▸ TO DO: Copy every line that mentions the word "十字卡子".

═══ GIVEN INFORMATION ═══

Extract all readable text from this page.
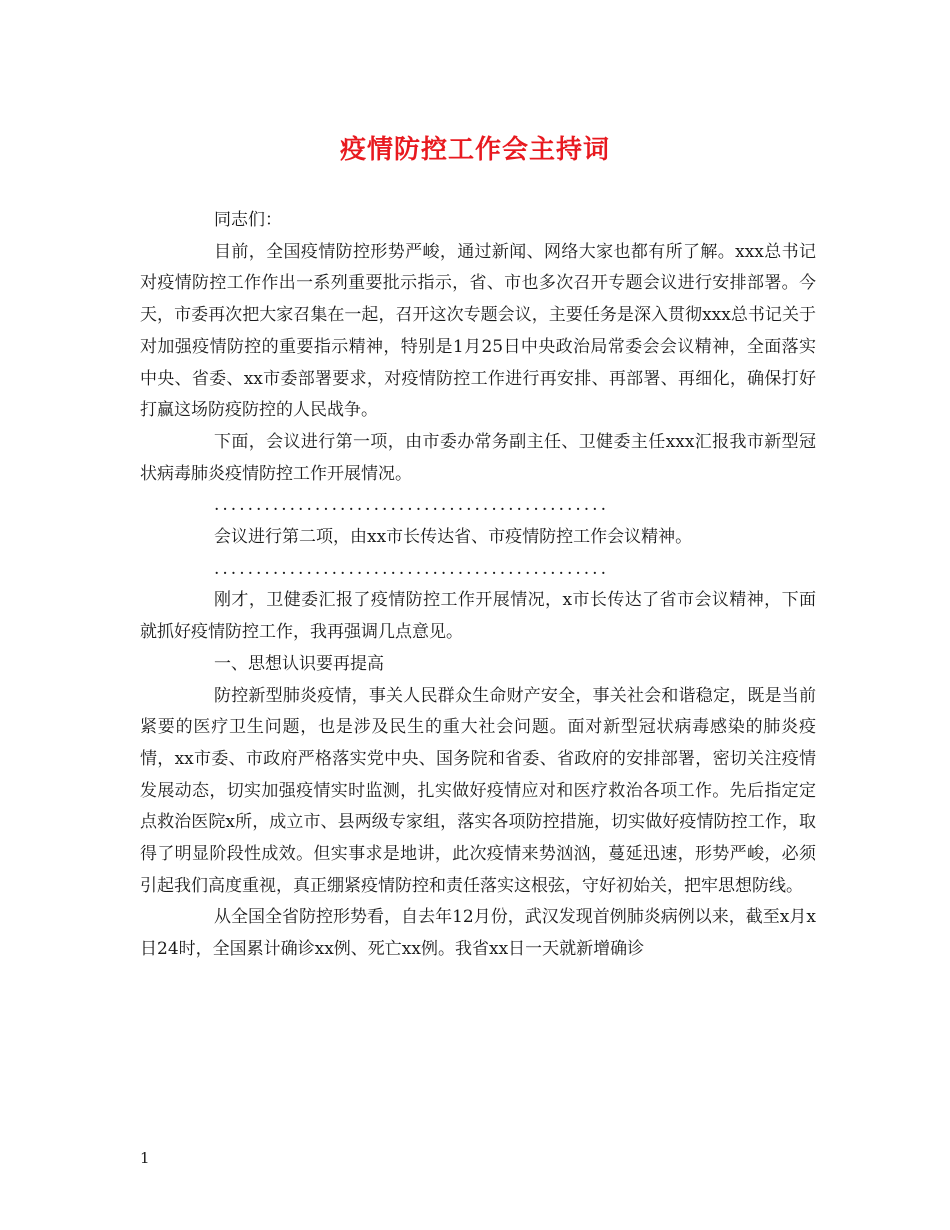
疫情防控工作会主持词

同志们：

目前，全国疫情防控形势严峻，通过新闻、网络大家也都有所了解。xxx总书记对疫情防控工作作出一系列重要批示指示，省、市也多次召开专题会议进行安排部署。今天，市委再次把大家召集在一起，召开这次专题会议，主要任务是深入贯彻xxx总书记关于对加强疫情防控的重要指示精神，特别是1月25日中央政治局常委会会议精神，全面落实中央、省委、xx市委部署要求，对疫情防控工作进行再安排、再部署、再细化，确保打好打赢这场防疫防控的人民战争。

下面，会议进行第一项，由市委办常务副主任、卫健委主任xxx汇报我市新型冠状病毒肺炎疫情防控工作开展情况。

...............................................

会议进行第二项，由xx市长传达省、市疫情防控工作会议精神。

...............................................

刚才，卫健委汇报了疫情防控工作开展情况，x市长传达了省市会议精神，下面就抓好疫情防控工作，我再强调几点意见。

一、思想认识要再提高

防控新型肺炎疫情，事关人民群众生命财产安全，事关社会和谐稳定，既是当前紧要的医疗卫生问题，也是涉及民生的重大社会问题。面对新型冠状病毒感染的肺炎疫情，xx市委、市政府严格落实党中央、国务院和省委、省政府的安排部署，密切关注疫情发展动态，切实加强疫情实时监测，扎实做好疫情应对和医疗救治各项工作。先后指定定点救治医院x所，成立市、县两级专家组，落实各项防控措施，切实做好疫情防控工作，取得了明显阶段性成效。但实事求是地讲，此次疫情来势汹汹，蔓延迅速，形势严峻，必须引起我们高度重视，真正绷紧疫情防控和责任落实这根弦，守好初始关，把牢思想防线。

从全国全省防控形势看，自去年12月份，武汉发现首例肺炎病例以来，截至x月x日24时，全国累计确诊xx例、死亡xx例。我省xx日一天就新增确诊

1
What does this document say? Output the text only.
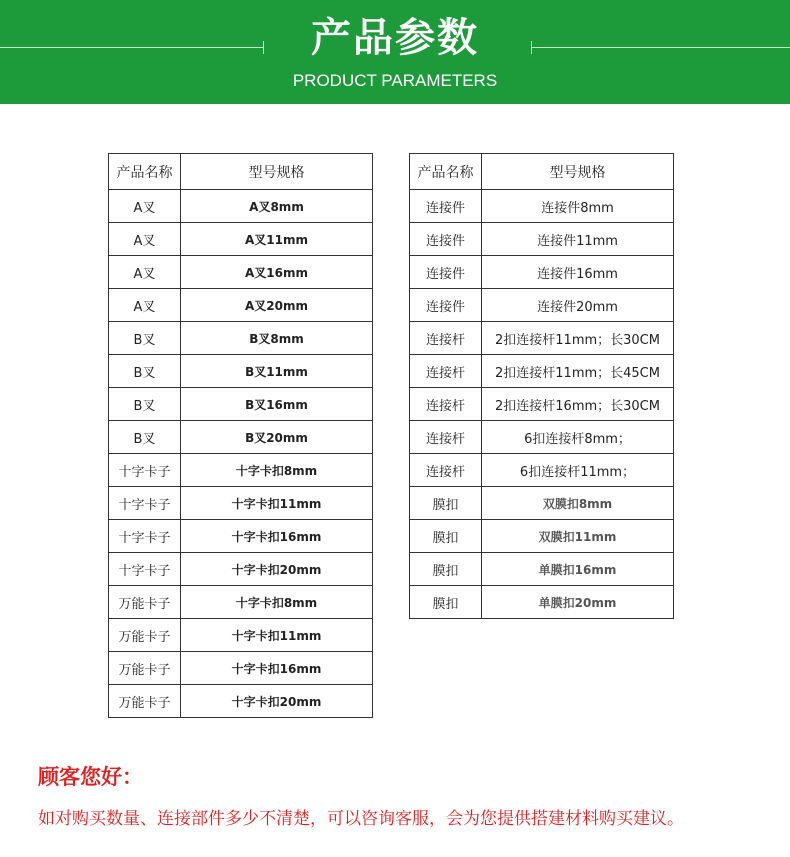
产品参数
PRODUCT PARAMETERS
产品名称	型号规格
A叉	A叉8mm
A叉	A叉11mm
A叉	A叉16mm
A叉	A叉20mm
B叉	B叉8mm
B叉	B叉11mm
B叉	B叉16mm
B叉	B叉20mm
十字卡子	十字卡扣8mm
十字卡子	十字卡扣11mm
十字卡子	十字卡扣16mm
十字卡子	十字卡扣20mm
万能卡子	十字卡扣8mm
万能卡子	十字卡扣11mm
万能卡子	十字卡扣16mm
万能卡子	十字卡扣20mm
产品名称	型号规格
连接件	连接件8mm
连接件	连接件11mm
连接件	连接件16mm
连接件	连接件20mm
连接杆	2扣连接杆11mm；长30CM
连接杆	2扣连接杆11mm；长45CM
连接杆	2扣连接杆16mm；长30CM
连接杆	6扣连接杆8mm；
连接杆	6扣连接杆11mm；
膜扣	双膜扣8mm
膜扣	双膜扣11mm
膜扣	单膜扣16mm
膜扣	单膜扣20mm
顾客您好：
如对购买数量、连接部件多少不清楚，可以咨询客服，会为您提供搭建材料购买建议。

═══

▸ ANSWER FOR THIS EXERCISE:
十字卡子	十字卡扣8mm
十字卡子	十字卡扣11mm
十字卡子	十字卡扣16mm
十字卡子	十字卡扣20mm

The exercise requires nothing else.